DESCRIPTION OF THE TASK = Report every line from the material that contains the word "floor".

EXCERPTED DATA =
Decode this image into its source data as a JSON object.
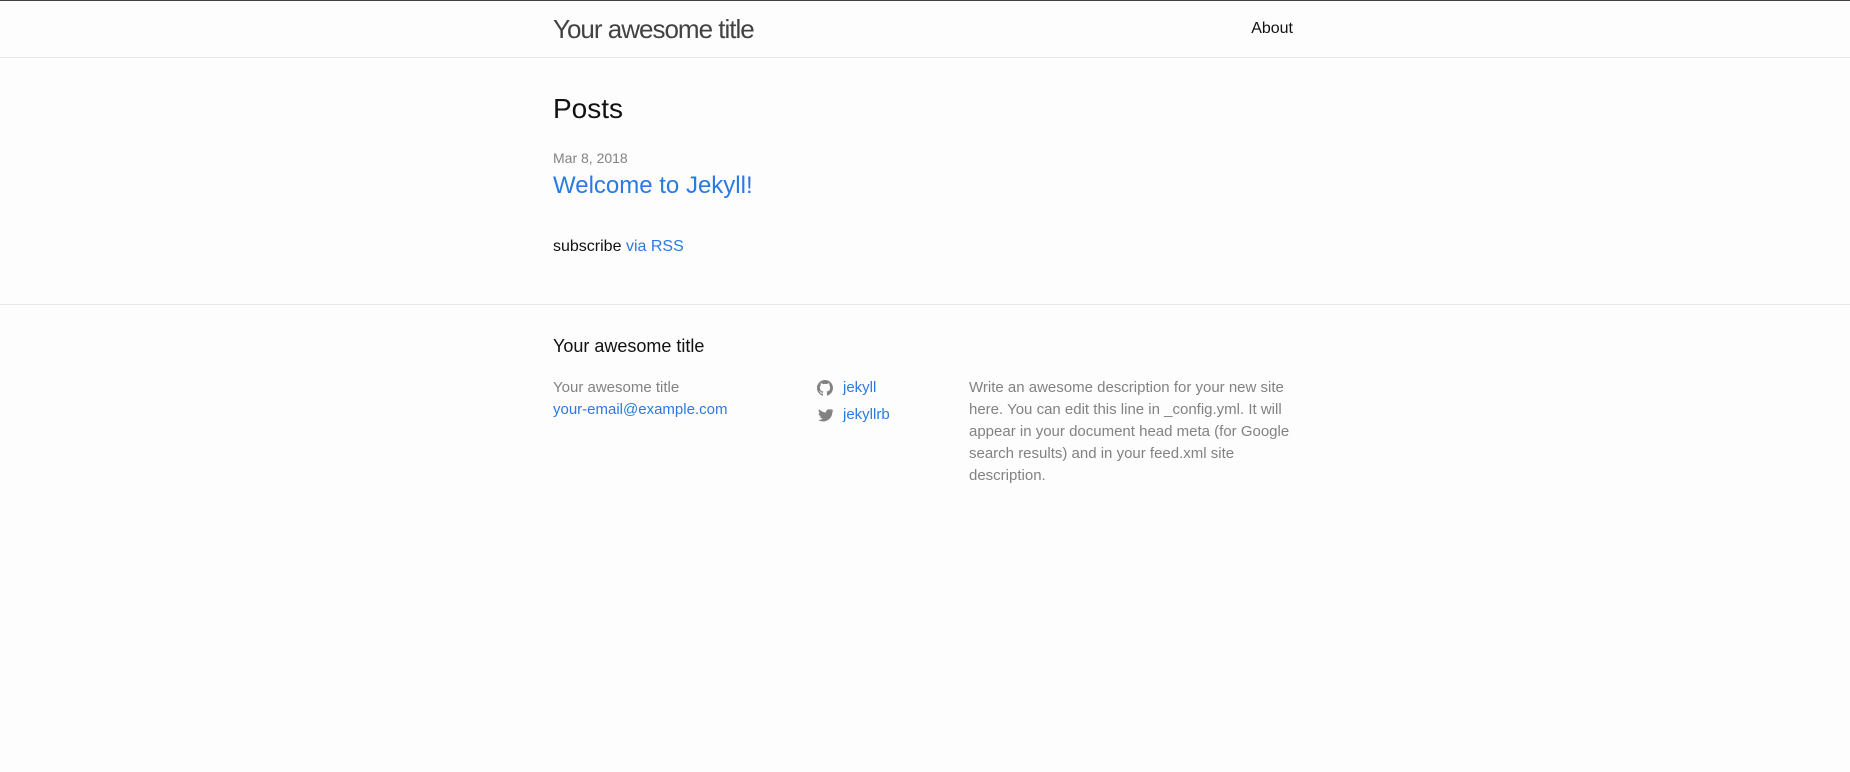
{
  "header": {
    "site_title": "Your awesome title",
    "nav": [
      {
        "label": "About"
      }
    ]
  },
  "main": {
    "heading": "Posts",
    "posts": [
      {
        "date": "Mar 8, 2018",
        "title": "Welcome to Jekyll!"
      }
    ],
    "rss": {
      "prefix": "subscribe",
      "link_label": "via RSS"
    }
  },
  "footer": {
    "heading": "Your awesome title",
    "contact": {
      "name": "Your awesome title",
      "email": "your-email@example.com"
    },
    "social": [
      {
        "icon": "github-icon",
        "label": "jekyll"
      },
      {
        "icon": "twitter-icon",
        "label": "jekyllrb"
      }
    ],
    "description": "Write an awesome description for your new site here. You can edit this line in _config.yml. It will appear in your document head meta (for Google search results) and in your feed.xml site description."
  },
  "colors": {
    "accent": "#2a7ae2",
    "text": "#111111",
    "muted": "#828282",
    "border": "#e8e8e8",
    "background": "#fdfdfd"
  }
}
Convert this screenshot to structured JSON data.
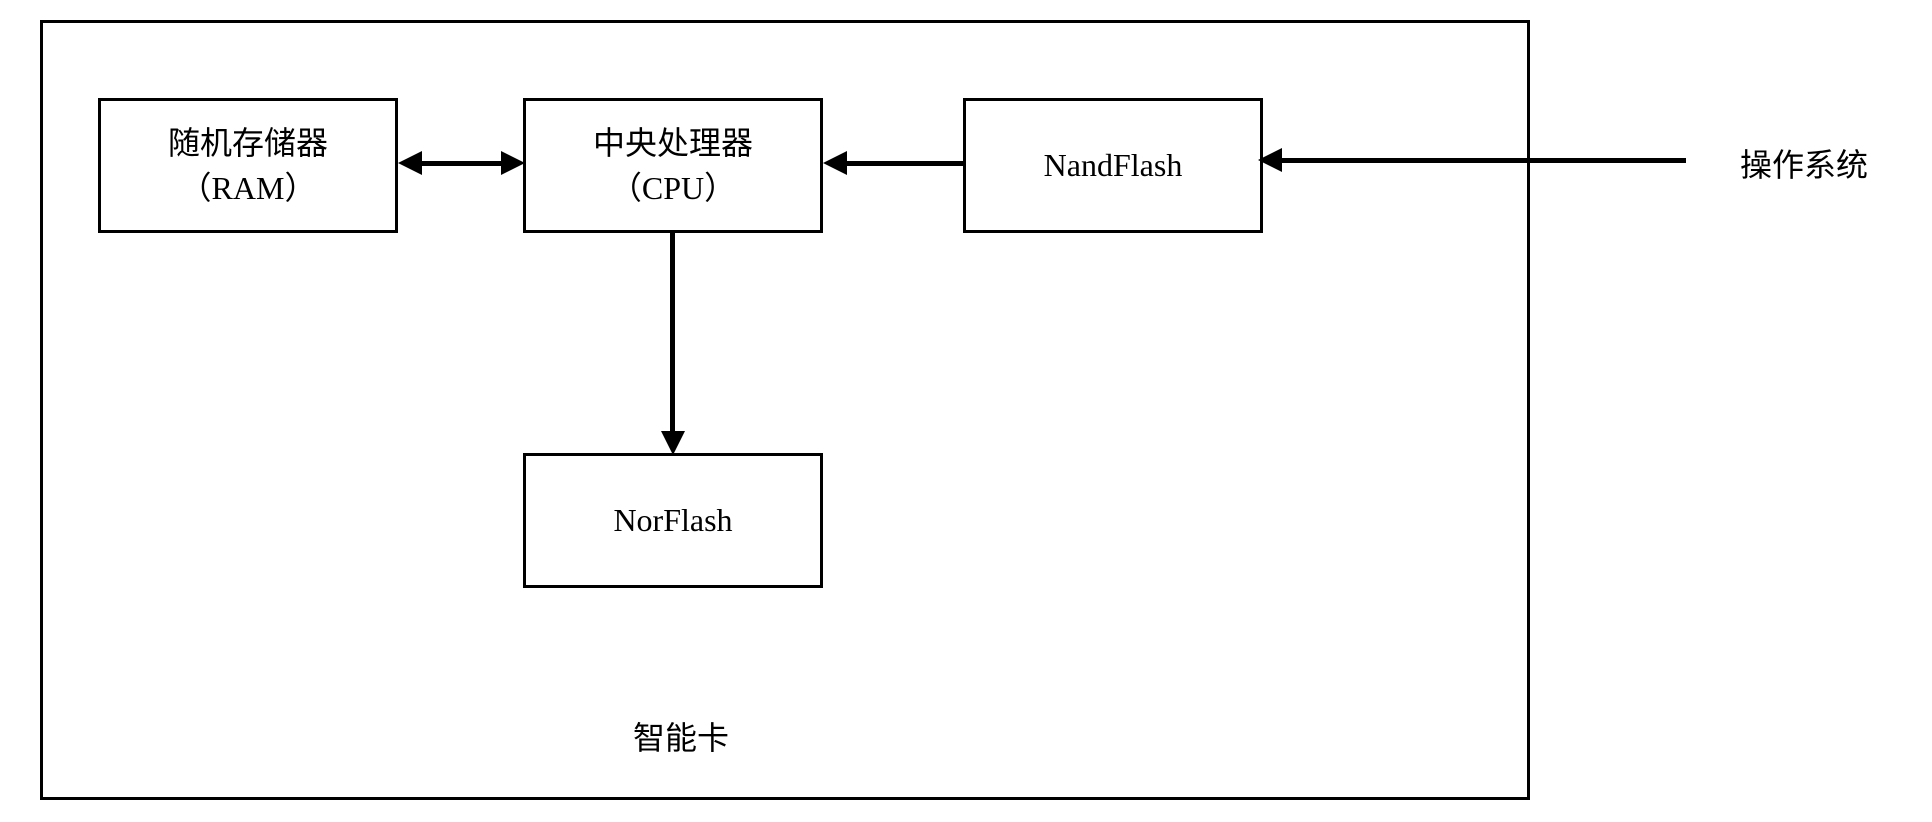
{
  "boxes": {
    "ram": {
      "line1": "随机存储器",
      "line2": "（RAM）"
    },
    "cpu": {
      "line1": "中央处理器",
      "line2": "（CPU）"
    },
    "nandflash": {
      "label": "NandFlash"
    },
    "norflash": {
      "label": "NorFlash"
    }
  },
  "labels": {
    "smartcard": "智能卡",
    "os": "操作系统"
  }
}
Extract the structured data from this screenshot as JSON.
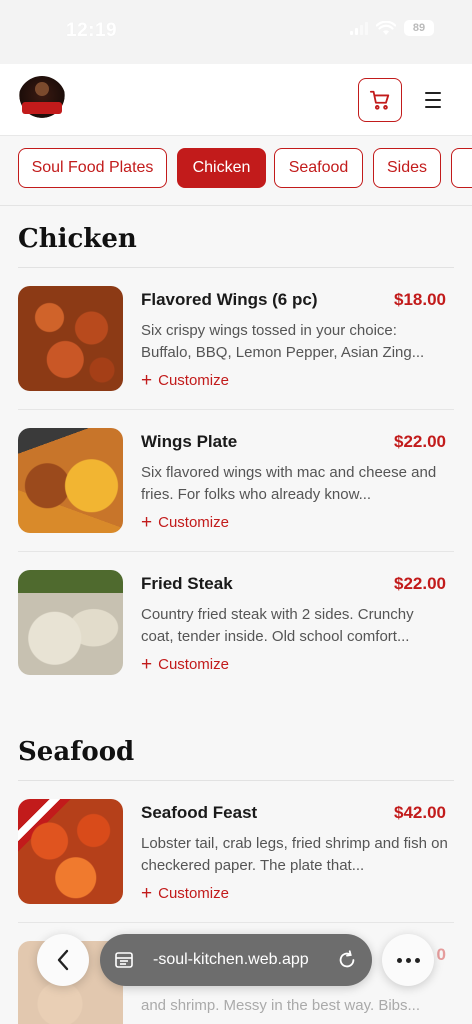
{
  "status": {
    "time": "12:19",
    "battery": "89"
  },
  "header": {
    "logo_alt": "Soul Kitchen logo"
  },
  "tabs": [
    {
      "label": "Soul Food Plates",
      "active": false
    },
    {
      "label": "Chicken",
      "active": true
    },
    {
      "label": "Seafood",
      "active": false
    },
    {
      "label": "Sides",
      "active": false
    }
  ],
  "sections": [
    {
      "title": "Chicken",
      "items": [
        {
          "name": "Flavored Wings (6 pc)",
          "price": "$18.00",
          "description": "Six crispy wings tossed in your choice: Buffalo, BBQ, Lemon Pepper, Asian Zing...",
          "action": "Customize"
        },
        {
          "name": "Wings Plate",
          "price": "$22.00",
          "description": "Six flavored wings with mac and cheese and fries. For folks who already know...",
          "action": "Customize"
        },
        {
          "name": "Fried Steak",
          "price": "$22.00",
          "description": "Country fried steak with 2 sides. Crunchy coat, tender inside. Old school comfort...",
          "action": "Customize"
        }
      ]
    },
    {
      "title": "Seafood",
      "items": [
        {
          "name": "Seafood Feast",
          "price": "$42.00",
          "description": "Lobster tail, crab legs, fried shrimp and fish on checkered paper. The plate that...",
          "action": "Customize"
        },
        {
          "name": "",
          "price": "0",
          "description": "and shrimp. Messy in the best way. Bibs...",
          "action": ""
        }
      ]
    }
  ],
  "browser": {
    "url": "-soul-kitchen.web.app"
  },
  "colors": {
    "accent": "#c21b1b",
    "background": "#f7f7f7"
  }
}
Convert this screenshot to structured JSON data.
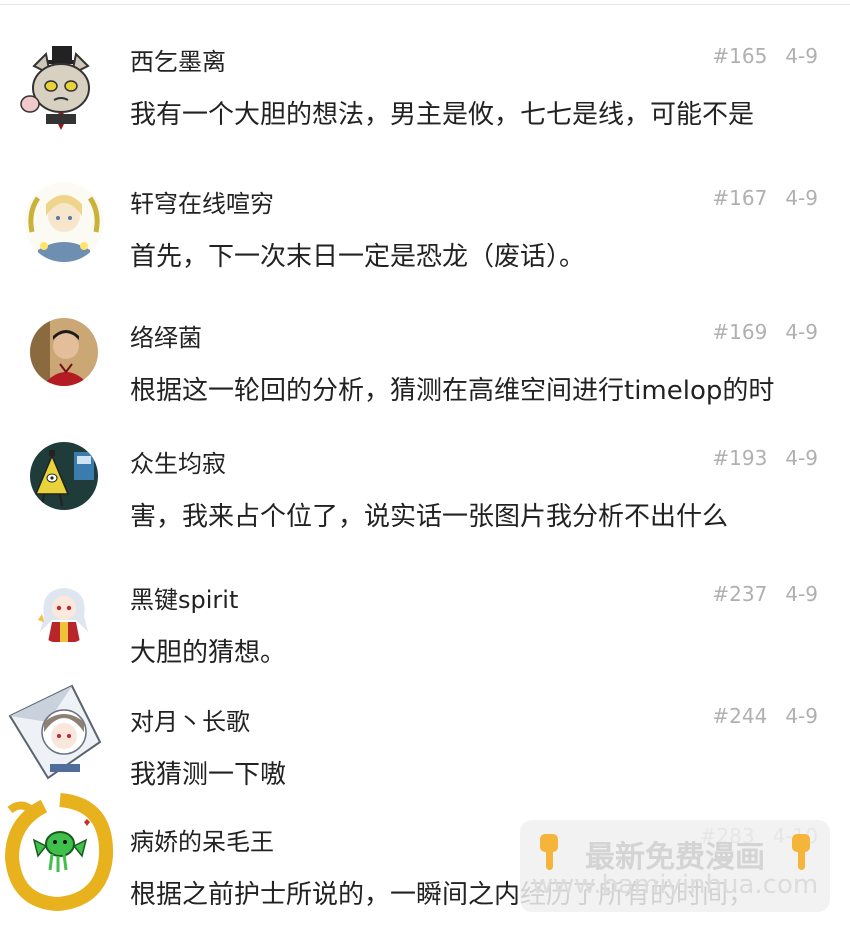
{
  "comments": [
    {
      "username": "西乞墨离",
      "floor": "#165",
      "date": "4-9",
      "content": "我有一个大胆的想法，男主是攸，七七是线，可能不是"
    },
    {
      "username": "轩穹在线喧穷",
      "floor": "#167",
      "date": "4-9",
      "content": "首先，下一次末日一定是恐龙（废话）。"
    },
    {
      "username": "络绎菌",
      "floor": "#169",
      "date": "4-9",
      "content": "根据这一轮回的分析，猜测在高维空间进行timelop的时"
    },
    {
      "username": "众生均寂",
      "floor": "#193",
      "date": "4-9",
      "content": "害，我来占个位了，说实话一张图片我分析不出什么"
    },
    {
      "username": "黑键spirit",
      "floor": "#237",
      "date": "4-9",
      "content": "大胆的猜想。"
    },
    {
      "username": "对月丶长歌",
      "floor": "#244",
      "date": "4-9",
      "content": "我猜测一下嗷"
    },
    {
      "username": "病娇的呆毛王",
      "floor": "#283",
      "date": "4-10",
      "content": "根据之前护士所说的，一瞬间之内经历了所有的时间，"
    }
  ],
  "watermark": {
    "text": "最新免费漫画",
    "url": "www.bamiyinhua.com",
    "icon": "pointing-down-hand-icon"
  },
  "colors": {
    "text": "#222222",
    "meta": "#b0b0b0",
    "divider": "#e6e6e6"
  }
}
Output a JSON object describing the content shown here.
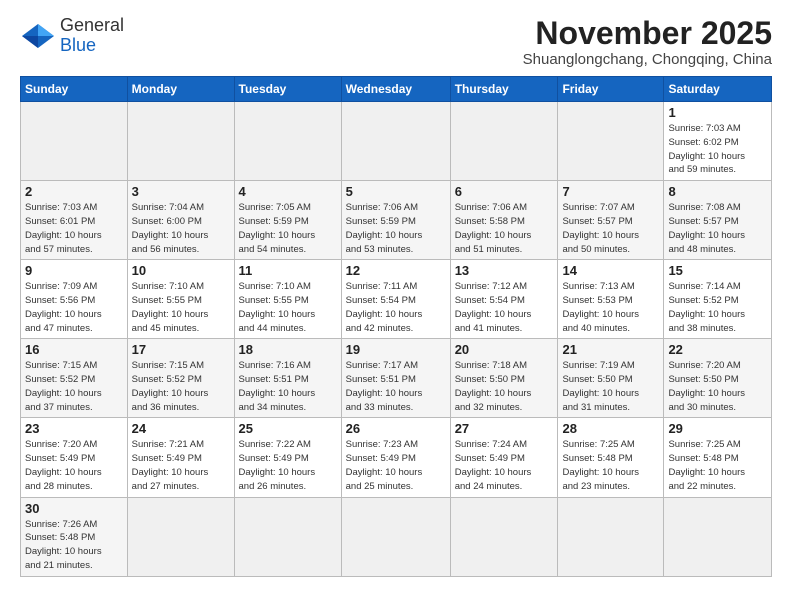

FINISHED ANSWER =
      "floor": "#165",
      "floor": "#167",
      "floor": "#169",
      "floor": "#193",
      "floor": "#237",
      "floor": "#244",
      "floor": "#283",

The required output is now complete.